Locate every line in the material below that has the word "approximate". Copy each of those lines.

start Supplied entries

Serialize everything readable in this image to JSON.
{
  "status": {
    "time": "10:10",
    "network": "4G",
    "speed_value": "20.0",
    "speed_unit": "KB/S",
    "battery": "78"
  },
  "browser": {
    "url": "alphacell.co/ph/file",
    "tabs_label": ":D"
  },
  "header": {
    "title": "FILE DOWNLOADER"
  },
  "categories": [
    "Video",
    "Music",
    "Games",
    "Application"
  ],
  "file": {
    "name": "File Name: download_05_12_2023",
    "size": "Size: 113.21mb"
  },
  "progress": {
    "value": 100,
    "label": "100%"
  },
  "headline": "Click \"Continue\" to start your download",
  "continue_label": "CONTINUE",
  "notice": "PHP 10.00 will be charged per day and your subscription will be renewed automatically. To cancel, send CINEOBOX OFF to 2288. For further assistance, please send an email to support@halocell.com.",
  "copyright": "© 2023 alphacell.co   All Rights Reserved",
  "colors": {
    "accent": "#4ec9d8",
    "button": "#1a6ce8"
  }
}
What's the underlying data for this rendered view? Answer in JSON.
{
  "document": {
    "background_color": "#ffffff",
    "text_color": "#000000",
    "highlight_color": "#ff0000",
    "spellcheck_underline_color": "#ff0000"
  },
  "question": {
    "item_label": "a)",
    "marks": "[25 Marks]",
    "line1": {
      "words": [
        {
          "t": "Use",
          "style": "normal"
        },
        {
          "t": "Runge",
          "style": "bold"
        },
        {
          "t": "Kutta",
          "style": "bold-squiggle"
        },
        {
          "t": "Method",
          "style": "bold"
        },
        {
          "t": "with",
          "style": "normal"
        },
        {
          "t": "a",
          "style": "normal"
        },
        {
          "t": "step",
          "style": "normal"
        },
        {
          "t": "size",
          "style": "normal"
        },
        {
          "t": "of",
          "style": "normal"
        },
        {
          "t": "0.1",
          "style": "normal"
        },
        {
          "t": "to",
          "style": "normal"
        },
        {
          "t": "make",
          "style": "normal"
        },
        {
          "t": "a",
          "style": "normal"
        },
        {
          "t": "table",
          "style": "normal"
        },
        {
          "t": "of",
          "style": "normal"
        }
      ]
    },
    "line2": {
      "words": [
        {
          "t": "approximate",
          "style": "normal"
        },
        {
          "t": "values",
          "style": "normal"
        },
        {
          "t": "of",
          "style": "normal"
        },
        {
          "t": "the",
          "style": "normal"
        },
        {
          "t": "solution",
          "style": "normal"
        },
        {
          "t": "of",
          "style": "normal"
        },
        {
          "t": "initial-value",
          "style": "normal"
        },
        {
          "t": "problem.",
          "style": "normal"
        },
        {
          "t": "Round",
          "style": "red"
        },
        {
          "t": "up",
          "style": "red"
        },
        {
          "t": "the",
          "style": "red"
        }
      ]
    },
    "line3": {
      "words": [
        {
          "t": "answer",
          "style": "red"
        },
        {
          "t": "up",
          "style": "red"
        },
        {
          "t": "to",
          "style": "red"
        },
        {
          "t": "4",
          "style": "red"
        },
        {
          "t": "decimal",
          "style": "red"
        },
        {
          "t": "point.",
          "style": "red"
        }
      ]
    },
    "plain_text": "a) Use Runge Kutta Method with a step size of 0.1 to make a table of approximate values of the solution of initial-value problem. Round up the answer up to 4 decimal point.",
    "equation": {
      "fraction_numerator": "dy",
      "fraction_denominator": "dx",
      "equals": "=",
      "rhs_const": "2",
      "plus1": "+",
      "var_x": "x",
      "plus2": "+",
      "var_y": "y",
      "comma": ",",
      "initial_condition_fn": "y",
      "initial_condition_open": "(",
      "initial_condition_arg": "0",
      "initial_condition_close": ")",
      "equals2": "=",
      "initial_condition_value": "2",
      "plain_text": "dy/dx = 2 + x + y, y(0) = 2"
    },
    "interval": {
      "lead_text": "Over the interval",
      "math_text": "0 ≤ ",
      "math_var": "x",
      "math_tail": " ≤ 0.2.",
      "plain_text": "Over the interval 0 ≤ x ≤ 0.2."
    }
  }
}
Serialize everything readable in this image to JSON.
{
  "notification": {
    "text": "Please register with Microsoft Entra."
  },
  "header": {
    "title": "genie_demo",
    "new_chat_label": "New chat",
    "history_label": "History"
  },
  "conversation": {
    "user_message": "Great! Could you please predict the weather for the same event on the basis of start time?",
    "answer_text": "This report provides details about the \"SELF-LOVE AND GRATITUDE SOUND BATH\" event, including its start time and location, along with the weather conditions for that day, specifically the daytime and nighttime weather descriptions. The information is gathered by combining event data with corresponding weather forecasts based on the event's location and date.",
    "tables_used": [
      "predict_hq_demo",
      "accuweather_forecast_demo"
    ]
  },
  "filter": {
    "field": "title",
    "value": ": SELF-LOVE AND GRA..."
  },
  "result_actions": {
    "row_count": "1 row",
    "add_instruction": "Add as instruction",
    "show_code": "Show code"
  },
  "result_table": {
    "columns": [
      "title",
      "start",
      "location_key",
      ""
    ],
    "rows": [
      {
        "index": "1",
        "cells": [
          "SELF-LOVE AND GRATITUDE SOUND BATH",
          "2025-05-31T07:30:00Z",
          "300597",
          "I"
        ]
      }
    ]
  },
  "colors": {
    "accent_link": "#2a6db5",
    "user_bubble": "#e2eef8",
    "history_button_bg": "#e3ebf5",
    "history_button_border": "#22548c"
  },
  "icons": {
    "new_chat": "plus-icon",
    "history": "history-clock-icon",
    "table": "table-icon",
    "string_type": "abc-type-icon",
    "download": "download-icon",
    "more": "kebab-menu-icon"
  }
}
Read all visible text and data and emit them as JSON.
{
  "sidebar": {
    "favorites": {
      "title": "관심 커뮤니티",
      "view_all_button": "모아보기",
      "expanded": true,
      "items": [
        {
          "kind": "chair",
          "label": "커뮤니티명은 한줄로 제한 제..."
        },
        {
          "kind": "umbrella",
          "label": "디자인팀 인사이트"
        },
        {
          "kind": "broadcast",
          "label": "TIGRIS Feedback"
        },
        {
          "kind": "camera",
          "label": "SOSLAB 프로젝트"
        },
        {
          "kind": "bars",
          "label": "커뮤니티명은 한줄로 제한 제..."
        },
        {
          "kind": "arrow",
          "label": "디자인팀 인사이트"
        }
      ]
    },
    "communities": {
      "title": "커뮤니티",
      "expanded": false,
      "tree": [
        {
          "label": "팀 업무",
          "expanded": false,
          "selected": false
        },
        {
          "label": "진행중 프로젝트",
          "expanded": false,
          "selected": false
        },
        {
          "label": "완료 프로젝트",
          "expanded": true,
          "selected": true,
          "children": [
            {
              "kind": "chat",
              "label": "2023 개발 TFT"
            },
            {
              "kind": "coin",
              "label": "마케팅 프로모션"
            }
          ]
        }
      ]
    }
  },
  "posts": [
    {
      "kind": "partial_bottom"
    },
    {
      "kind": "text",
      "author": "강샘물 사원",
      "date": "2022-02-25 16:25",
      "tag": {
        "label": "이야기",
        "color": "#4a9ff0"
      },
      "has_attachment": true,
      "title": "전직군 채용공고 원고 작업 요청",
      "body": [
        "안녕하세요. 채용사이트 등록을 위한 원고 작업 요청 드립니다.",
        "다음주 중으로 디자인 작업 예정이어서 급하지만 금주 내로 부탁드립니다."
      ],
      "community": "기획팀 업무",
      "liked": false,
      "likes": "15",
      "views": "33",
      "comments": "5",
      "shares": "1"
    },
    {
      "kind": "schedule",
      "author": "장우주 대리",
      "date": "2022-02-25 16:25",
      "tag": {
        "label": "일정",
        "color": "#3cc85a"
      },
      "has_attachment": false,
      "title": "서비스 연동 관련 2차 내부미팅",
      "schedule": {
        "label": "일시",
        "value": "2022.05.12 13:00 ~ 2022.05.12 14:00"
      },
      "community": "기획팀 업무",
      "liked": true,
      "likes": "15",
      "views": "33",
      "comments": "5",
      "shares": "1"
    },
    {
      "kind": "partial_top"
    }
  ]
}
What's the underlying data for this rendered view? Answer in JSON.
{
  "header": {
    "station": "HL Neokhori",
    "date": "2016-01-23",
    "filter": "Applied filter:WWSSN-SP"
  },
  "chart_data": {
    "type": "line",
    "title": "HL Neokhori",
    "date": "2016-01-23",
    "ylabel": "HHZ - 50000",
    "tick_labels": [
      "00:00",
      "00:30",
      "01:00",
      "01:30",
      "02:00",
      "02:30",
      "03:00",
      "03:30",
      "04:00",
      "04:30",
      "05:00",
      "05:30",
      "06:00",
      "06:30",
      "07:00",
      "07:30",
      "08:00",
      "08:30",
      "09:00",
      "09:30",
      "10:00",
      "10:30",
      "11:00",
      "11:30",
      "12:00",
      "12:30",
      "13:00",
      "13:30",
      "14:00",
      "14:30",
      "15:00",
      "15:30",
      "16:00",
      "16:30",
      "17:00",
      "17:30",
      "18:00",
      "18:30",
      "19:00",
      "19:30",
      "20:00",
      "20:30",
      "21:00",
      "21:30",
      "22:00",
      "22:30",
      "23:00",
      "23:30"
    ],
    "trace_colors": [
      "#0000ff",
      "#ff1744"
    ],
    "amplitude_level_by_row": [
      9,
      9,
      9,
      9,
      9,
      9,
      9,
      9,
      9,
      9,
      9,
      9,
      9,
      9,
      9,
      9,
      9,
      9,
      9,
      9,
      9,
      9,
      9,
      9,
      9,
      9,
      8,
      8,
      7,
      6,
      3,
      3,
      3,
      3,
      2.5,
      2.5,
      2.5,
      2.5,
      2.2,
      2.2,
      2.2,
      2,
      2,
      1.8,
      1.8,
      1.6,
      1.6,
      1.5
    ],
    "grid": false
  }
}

end Supplied entries

Problem solution:
          "t": "approximate",
    "plain_text": "a) Use Runge Kutta Method with a step size of 0.1 to make a table of approximate values of the solution of initial-value problem. Round up the answer up to 4 decimal point.",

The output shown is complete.